# Work required
Among the lines below, list those containing the string "gives".

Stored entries
=-=-=-=-=
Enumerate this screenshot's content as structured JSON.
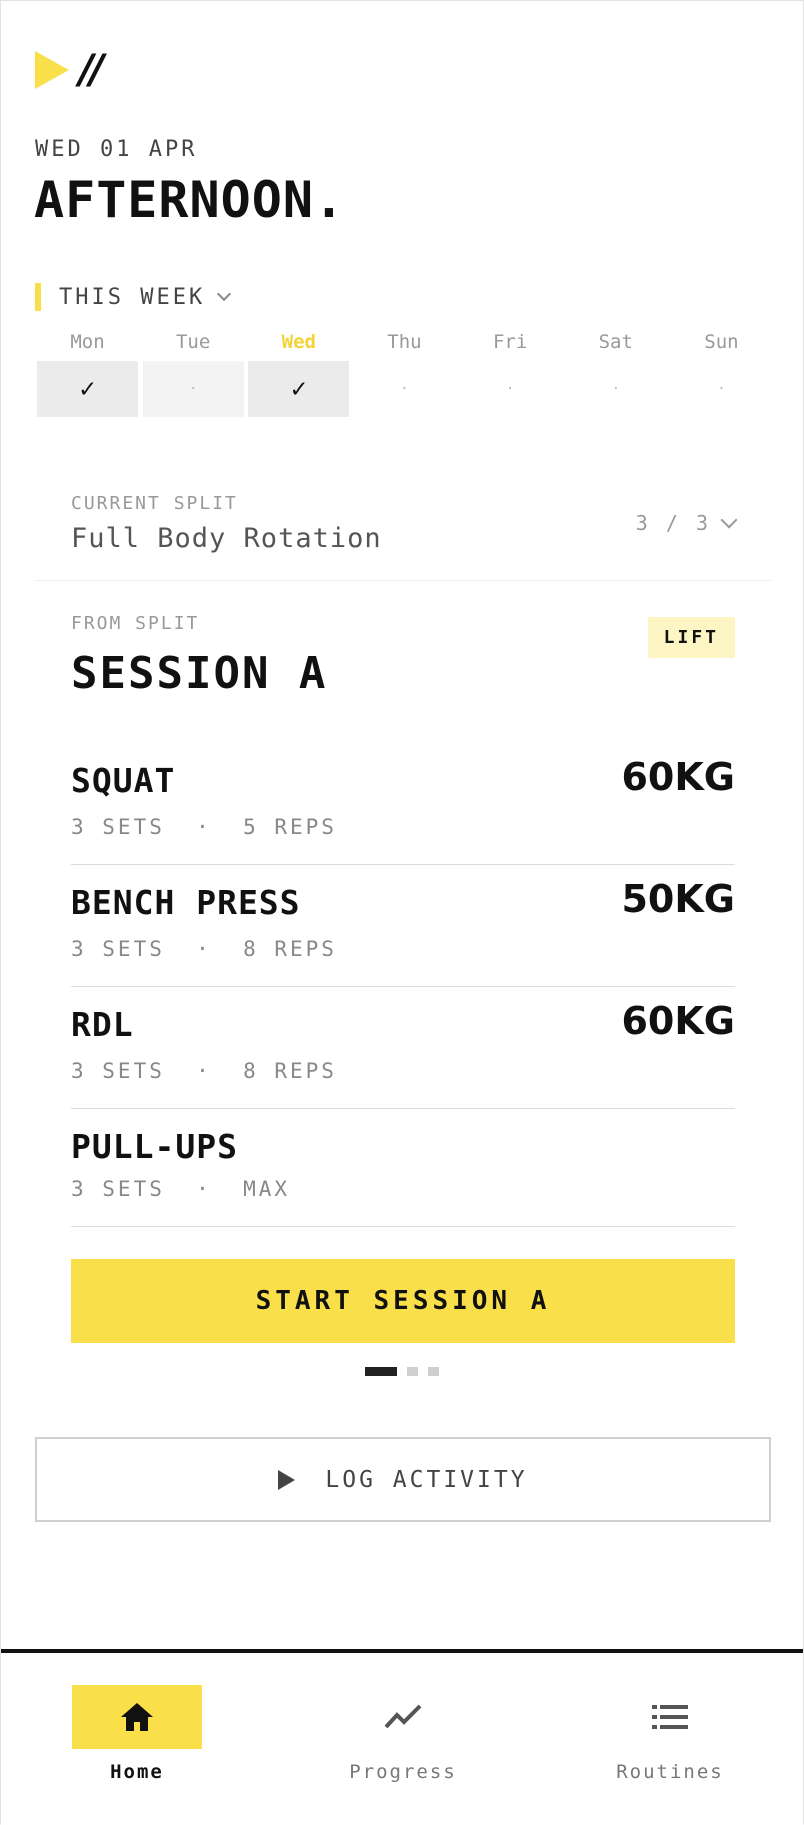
{
  "header": {
    "date": "WED 01 APR",
    "greeting": "AFTERNOON."
  },
  "week": {
    "label": "THIS WEEK",
    "days": [
      {
        "name": "Mon",
        "mark": "✓",
        "state": "done"
      },
      {
        "name": "Tue",
        "mark": "·",
        "state": "rest"
      },
      {
        "name": "Wed",
        "mark": "✓",
        "state": "done",
        "today": true
      },
      {
        "name": "Thu",
        "mark": "·",
        "state": "future"
      },
      {
        "name": "Fri",
        "mark": "·",
        "state": "future"
      },
      {
        "name": "Sat",
        "mark": "·",
        "state": "future"
      },
      {
        "name": "Sun",
        "mark": "·",
        "state": "future"
      }
    ]
  },
  "split": {
    "caption": "CURRENT SPLIT",
    "name": "Full Body Rotation",
    "count": "3 / 3"
  },
  "session": {
    "caption": "FROM SPLIT",
    "title": "SESSION A",
    "badge": "LIFT",
    "exercises": [
      {
        "name": "SQUAT",
        "meta": "3 SETS  ·  5 REPS",
        "weight": "60KG"
      },
      {
        "name": "BENCH PRESS",
        "meta": "3 SETS  ·  8 REPS",
        "weight": "50KG"
      },
      {
        "name": "RDL",
        "meta": "3 SETS  ·  8 REPS",
        "weight": "60KG"
      },
      {
        "name": "PULL-UPS",
        "meta": "3 SETS  ·  MAX",
        "weight": ""
      }
    ],
    "start_label": "START SESSION A",
    "pager": {
      "count": 3,
      "active": 0
    }
  },
  "log": {
    "label": "LOG ACTIVITY"
  },
  "nav": {
    "items": [
      {
        "label": "Home",
        "icon": "home-icon",
        "active": true
      },
      {
        "label": "Progress",
        "icon": "trending-up-icon",
        "active": false
      },
      {
        "label": "Routines",
        "icon": "list-icon",
        "active": false
      }
    ]
  },
  "colors": {
    "accent": "#f9e04b",
    "accent_soft": "#fdf6c4",
    "text": "#111111",
    "muted": "#888888"
  }
}
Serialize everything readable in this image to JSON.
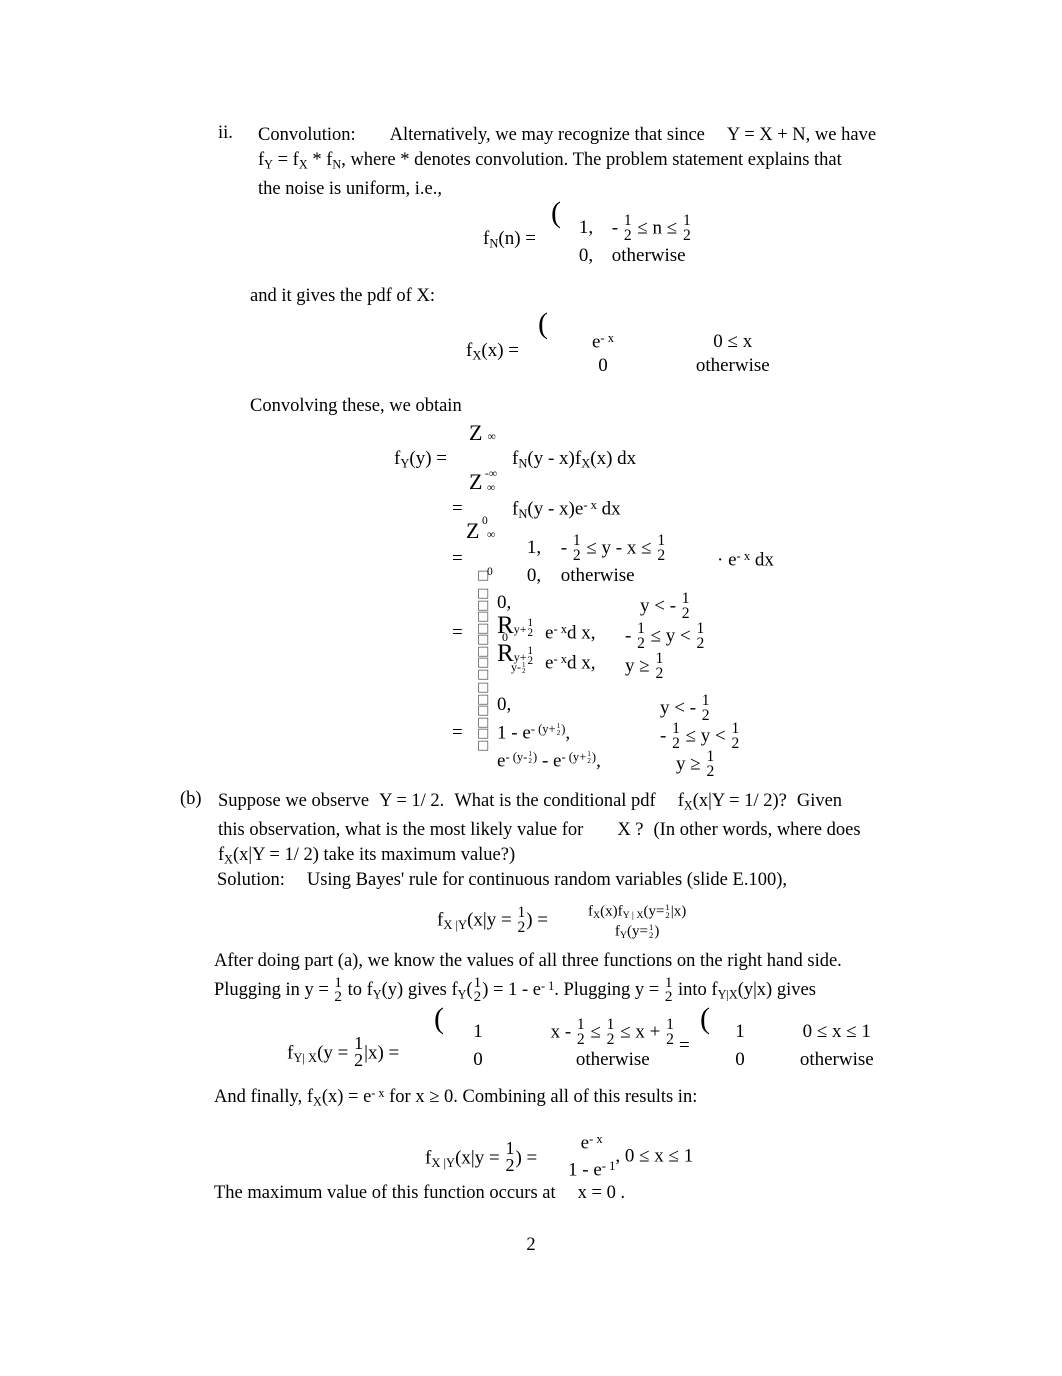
{
  "document": {
    "page_number": "2",
    "item_ii": {
      "marker": "ii.",
      "title": "Convolution:",
      "para": {
        "seg1": "Alternatively, we may recognize that since",
        "eq_Y": "Y = X + N",
        "seg2": ", we have",
        "f_Y": "f",
        "f_Y_sub": "Y",
        "eq_mid": "= f",
        "fX_sub": "X",
        "star": "* f",
        "fN_sub": "N",
        "seg3": ", where * denotes convolution. The problem statement explains that",
        "seg4": "the noise is uniform, i.e.,"
      }
    },
    "eq_fN": {
      "lhs_f": "f",
      "lhs_sub": "N",
      "lhs_arg": "(n) =",
      "brace": "(",
      "row1_val": "1,",
      "row1_cond_pre": "-",
      "row1_frac_n": "1",
      "row1_frac_d": "2",
      "row1_cond_mid": "≤ n ≤",
      "row1_frac2_n": "1",
      "row1_frac2_d": "2",
      "row2_val": "0,",
      "row2_cond": "otherwise"
    },
    "line_pdf_x": {
      "text_pre": "and it gives the pdf of",
      "var": "X",
      "colon": ":"
    },
    "eq_fX": {
      "lhs_f": "f",
      "lhs_sub": "X",
      "lhs_arg": "(x) =",
      "brace": "(",
      "row1_val_e": "e",
      "row1_val_exp": "- x",
      "row1_cond": "0 ≤ x",
      "row2_val": "0",
      "row2_cond": "otherwise"
    },
    "line_convolving": "Convolving these, we obtain",
    "eq_convolution": {
      "lhs_f": "f",
      "lhs_sub": "Y",
      "lhs_arg": "(y) =",
      "int_glyph": "Z",
      "l1_upper": "∞",
      "l1_lower": "-∞",
      "l1_body_f": "f",
      "l1_body_sub": "N",
      "l1_body_rest": "(y -  x)f",
      "l1_body_sub2": "X",
      "l1_body_tail": "(x) dx",
      "eq2": "=",
      "l2_upper": "∞",
      "l2_lower": "0",
      "l2_body_f": "f",
      "l2_body_sub": "N",
      "l2_body_rest": "(y -  x)e",
      "l2_body_exp": "- x",
      "l2_body_tail": "dx",
      "eq3": "=",
      "l3_upper": "∞",
      "l3_lower": "0",
      "l3_brace": "(",
      "l3_row1_val": "1,",
      "l3_row1_pre": "-",
      "l3_row1_fn": "1",
      "l3_row1_fd": "2",
      "l3_row1_mid": "≤ y -  x ≤",
      "l3_row1_f2n": "1",
      "l3_row1_f2d": "2",
      "l3_row2_val": "0,",
      "l3_row2_cond": "otherwise",
      "l3_tail_dot": "·  e",
      "l3_tail_exp": "- x",
      "l3_tail": "dx"
    },
    "eq_piecewise_int": {
      "eq": "=",
      "r1_val": "0,",
      "r1_cond_pre": "y < -",
      "r1_fn": "1",
      "r1_fd": "2",
      "r2_int": "R",
      "r2_up_y": "y+",
      "r2_up_fn": "1",
      "r2_up_fd": "2",
      "r2_low": "0",
      "r2_body_e": "e",
      "r2_body_exp": "- x",
      "r2_body_dx": "d x,",
      "r2_cond_pre": "-",
      "r2_cond_fn": "1",
      "r2_cond_fd": "2",
      "r2_cond_mid": "≤ y <",
      "r2_cond_f2n": "1",
      "r2_cond_f2d": "2",
      "r3_int": "R",
      "r3_up_y": "y+",
      "r3_up_fn": "1",
      "r3_up_fd": "2",
      "r3_low_y": "y-",
      "r3_low_fn": "1",
      "r3_low_fd": "2",
      "r3_body_e": "e",
      "r3_body_exp": "- x",
      "r3_body_dx": "d x,",
      "r3_cond_pre": "y ≥",
      "r3_cond_fn": "1",
      "r3_cond_fd": "2"
    },
    "eq_piecewise_final": {
      "eq": "=",
      "r1_val": "0,",
      "r1_cond_pre": "y < -",
      "r1_fn": "1",
      "r1_fd": "2",
      "r2_val_pre": "1 -  e",
      "r2_exp_open": "- (y+",
      "r2_exp_fn": "1",
      "r2_exp_fd": "2",
      "r2_exp_close": ")",
      "r2_comma": ",",
      "r2_cond_pre": "-",
      "r2_cond_fn": "1",
      "r2_cond_fd": "2",
      "r2_cond_mid": "≤ y <",
      "r2_cond_f2n": "1",
      "r2_cond_f2d": "2",
      "r3_val_e1": "e",
      "r3_e1_open": "- (y-",
      "r3_e1_fn": "1",
      "r3_e1_fd": "2",
      "r3_e1_close": ")",
      "r3_minus": "-",
      "r3_val_e2": "e",
      "r3_e2_open": "- (y+",
      "r3_e2_fn": "1",
      "r3_e2_fd": "2",
      "r3_e2_close": ")",
      "r3_comma": ",",
      "r3_cond_pre": "y ≥",
      "r3_cond_fn": "1",
      "r3_cond_fd": "2"
    },
    "item_b": {
      "marker": "(b)",
      "l1_a": "Suppose we observe",
      "l1_Y": "Y = 1/ 2.",
      "l1_b": "What is the conditional pdf",
      "l1_f": "f",
      "l1_f_sub": "X",
      "l1_f_arg": "(x|Y = 1/ 2)?",
      "l1_c": "Given",
      "l2_a": "this observation, what is the most likely value for",
      "l2_X": "X ?",
      "l2_b": "(In other words, where does",
      "l3_f": "f",
      "l3_f_sub": "X",
      "l3_f_arg": "(x|Y = 1/ 2) take its maximum value?)"
    },
    "solution": {
      "label": "Solution:",
      "text": "Using Bayes' rule for continuous random variables (slide E.100),"
    },
    "eq_bayes": {
      "lhs_f": "f",
      "lhs_sub": "X |Y",
      "lhs_arg_pre": "(x|y =",
      "lhs_fn": "1",
      "lhs_fd": "2",
      "lhs_arg_post": ") =",
      "num_f1": "f",
      "num_f1_sub": "X",
      "num_f1_arg": "(x)f",
      "num_f2_sub": "Y | X",
      "num_f2_arg_pre": "(y=",
      "num_fn": "1",
      "num_fd": "2",
      "num_arg_post": "|x)",
      "den_f": "f",
      "den_sub": "Y",
      "den_arg_pre": "(y=",
      "den_fn": "1",
      "den_fd": "2",
      "den_arg_post": ")"
    },
    "para_after": {
      "l1": "After doing part (a), we know the values of all three functions on the right hand side.",
      "l2_a": "Plugging in",
      "l2_y": "y =",
      "l2_fn": "1",
      "l2_fd": "2",
      "l2_b": "to f",
      "l2_fY_sub": "Y",
      "l2_c": "(y) gives f",
      "l2_fY2_sub": "Y",
      "l2_d": "(",
      "l2_f2n": "1",
      "l2_f2d": "2",
      "l2_e": ") = 1 -  e",
      "l2_exp": "- 1",
      "l2_f": ". Plugging",
      "l2_y2": "y =",
      "l2_f3n": "1",
      "l2_f3d": "2",
      "l2_g": "into f",
      "l2_fYX_sub": "Y|X",
      "l2_h": "(y|x) gives"
    },
    "eq_fYX": {
      "lhs_f": "f",
      "lhs_sub": "Y| X",
      "lhs_pre": "(y =",
      "lhs_fn": "1",
      "lhs_fd": "2",
      "lhs_post": "|x) =",
      "brace1": "(",
      "a_row1_val": "1",
      "a_row1_cond_pre": "x -",
      "a_row1_fn": "1",
      "a_row1_fd": "2",
      "a_row1_mid": "≤",
      "a_row1_f2n": "1",
      "a_row1_f2d": "2",
      "a_row1_mid2": "≤ x +",
      "a_row1_f3n": "1",
      "a_row1_f3d": "2",
      "a_row2_val": "0",
      "a_row2_cond": "otherwise",
      "equals": "=",
      "brace2": "(",
      "b_row1_val": "1",
      "b_row1_cond": "0 ≤  x ≤ 1",
      "b_row2_val": "0",
      "b_row2_cond": "otherwise"
    },
    "line_finally": {
      "a": "And finally,",
      "f": "f",
      "f_sub": "X",
      "f_arg": "(x) =  e",
      "exp": "- x",
      "b": "for  x ≥  0. Combining all of this results in:"
    },
    "eq_final": {
      "lhs_f": "f",
      "lhs_sub": "X |Y",
      "lhs_pre": "(x|y =",
      "lhs_fn": "1",
      "lhs_fd": "2",
      "lhs_post": ") =",
      "num_e": "e",
      "num_exp": "- x",
      "den_pre": "1 -  e",
      "den_exp": "- 1",
      "tail": ", 0 ≤  x ≤  1"
    },
    "line_max": {
      "a": "The maximum value of this function occurs at",
      "b": "x = 0 ."
    }
  }
}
=-=-=-=-=
# The output
      "text_pre": "and it gives the pdf of",
      "l2_c": "(y) gives f",
      "l2_h": "(y|x) gives"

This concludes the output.